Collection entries
..........

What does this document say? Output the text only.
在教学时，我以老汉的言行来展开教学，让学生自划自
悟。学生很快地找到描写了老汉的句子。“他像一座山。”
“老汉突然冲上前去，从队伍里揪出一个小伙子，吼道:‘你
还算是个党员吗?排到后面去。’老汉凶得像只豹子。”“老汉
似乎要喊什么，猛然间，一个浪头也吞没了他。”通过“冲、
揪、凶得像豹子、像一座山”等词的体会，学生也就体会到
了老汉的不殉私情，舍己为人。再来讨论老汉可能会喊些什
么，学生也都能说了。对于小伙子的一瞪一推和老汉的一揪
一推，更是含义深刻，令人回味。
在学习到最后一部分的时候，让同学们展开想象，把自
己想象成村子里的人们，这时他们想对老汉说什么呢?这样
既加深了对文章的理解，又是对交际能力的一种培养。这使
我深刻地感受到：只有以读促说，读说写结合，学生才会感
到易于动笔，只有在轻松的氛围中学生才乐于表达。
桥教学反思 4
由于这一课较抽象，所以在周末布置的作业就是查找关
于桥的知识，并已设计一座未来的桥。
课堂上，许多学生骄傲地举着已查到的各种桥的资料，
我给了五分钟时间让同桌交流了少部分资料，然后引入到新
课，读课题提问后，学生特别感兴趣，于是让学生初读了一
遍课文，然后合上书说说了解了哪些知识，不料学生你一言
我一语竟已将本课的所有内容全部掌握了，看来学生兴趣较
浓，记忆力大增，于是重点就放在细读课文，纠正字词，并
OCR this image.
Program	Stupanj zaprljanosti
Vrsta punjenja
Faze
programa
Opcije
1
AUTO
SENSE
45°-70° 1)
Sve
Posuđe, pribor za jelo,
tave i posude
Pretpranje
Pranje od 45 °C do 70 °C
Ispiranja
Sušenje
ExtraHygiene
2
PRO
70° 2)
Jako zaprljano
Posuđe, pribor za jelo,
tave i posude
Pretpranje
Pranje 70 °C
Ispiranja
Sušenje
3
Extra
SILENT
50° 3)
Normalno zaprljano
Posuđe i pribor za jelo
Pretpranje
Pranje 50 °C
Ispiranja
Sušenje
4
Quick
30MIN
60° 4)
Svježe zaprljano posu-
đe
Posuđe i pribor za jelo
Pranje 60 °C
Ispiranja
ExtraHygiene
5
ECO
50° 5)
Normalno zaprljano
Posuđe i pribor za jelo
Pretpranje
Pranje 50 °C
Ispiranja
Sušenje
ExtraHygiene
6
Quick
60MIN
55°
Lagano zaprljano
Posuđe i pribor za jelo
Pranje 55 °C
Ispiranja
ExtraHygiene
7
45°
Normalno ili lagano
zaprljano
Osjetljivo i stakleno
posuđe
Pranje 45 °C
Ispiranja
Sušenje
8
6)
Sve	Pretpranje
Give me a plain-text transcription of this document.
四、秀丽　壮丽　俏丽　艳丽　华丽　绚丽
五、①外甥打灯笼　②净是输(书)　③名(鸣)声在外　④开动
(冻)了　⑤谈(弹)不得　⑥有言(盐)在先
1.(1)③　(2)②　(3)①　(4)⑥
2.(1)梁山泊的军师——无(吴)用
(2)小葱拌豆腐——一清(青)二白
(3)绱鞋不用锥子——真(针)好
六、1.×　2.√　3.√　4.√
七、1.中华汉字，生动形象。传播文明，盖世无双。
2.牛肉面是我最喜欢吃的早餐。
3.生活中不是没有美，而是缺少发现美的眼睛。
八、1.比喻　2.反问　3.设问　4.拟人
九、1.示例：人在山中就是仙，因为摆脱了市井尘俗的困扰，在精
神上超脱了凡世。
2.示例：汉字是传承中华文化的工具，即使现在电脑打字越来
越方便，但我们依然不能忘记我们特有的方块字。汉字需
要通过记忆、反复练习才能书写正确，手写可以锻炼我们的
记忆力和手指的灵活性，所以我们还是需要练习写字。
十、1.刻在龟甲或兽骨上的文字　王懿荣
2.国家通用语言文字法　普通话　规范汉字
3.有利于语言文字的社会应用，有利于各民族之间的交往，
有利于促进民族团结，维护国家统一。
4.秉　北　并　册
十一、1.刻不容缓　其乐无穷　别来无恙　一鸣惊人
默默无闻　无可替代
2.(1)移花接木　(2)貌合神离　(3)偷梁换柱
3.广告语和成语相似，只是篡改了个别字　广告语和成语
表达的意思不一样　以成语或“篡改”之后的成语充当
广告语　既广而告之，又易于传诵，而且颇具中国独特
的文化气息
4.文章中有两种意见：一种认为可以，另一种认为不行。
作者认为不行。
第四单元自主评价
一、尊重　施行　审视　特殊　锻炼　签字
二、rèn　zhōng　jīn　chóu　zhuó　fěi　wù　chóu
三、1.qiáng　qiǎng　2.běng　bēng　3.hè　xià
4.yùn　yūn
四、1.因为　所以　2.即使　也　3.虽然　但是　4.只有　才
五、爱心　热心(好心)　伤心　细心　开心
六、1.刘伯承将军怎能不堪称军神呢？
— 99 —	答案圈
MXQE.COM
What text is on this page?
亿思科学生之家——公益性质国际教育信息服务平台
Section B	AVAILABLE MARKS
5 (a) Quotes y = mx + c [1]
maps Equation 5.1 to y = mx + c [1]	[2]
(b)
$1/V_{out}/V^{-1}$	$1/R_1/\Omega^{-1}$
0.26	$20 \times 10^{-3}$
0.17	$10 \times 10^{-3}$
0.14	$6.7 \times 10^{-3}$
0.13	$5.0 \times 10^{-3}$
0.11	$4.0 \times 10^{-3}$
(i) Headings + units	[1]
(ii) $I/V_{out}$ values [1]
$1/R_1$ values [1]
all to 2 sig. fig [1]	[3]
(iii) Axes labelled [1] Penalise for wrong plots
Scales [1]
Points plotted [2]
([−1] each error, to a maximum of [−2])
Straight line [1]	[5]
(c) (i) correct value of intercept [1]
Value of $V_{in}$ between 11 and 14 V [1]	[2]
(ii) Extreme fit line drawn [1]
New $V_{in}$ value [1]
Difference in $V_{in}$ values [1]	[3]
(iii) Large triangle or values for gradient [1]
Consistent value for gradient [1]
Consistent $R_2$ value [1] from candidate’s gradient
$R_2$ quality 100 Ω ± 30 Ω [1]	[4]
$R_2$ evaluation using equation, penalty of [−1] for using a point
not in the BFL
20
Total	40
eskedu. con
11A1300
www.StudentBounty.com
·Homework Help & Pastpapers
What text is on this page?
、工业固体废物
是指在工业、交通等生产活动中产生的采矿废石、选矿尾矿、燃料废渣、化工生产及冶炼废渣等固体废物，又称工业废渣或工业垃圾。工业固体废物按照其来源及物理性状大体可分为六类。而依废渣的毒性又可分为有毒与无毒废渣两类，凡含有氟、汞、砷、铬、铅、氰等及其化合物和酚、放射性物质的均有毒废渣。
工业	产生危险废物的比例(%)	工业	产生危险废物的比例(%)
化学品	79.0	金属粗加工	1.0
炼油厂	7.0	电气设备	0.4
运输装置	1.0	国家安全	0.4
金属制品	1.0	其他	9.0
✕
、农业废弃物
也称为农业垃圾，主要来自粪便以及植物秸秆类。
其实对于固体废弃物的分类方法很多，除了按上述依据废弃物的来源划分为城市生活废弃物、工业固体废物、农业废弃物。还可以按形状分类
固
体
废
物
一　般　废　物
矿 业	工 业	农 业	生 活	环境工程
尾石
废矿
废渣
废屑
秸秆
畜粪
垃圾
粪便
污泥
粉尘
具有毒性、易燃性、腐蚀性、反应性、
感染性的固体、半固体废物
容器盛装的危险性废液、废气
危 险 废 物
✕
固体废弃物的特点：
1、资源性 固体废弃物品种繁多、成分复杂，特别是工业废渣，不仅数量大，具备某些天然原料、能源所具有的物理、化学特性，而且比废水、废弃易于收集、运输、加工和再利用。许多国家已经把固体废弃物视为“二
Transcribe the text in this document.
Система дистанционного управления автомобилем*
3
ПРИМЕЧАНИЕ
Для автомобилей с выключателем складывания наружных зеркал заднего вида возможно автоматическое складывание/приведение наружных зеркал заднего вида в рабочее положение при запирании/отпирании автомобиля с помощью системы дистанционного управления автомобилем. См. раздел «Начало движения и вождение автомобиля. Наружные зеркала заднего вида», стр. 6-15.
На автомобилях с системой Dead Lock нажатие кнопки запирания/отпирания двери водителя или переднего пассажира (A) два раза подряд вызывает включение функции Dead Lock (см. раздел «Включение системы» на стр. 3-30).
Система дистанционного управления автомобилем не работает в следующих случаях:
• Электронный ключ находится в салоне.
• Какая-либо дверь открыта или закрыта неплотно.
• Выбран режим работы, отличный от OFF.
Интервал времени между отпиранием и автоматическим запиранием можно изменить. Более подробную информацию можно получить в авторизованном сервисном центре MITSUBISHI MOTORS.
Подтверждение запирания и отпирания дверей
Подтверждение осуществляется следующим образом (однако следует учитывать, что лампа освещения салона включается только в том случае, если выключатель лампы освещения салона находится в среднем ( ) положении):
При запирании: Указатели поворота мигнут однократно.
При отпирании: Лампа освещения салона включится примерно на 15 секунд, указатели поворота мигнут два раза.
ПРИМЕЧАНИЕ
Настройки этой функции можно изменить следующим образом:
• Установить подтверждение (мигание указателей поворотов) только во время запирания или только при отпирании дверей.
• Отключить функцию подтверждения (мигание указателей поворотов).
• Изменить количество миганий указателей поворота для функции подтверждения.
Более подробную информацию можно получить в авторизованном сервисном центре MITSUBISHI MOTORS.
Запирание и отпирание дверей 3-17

..........

* **TO BE DONE**: Filter the records above and return every line that holds the word "авторизованном".

* **SOLUTION FOR THIS PROBLEM**:
Интервал времени между отпиранием и автоматическим запиранием можно изменить. Более подробную информацию можно получить в авторизованном сервисном центре MITSUBISHI MOTORS.
Более подробную информацию можно получить в авторизованном сервисном центре MITSUBISHI MOTORS.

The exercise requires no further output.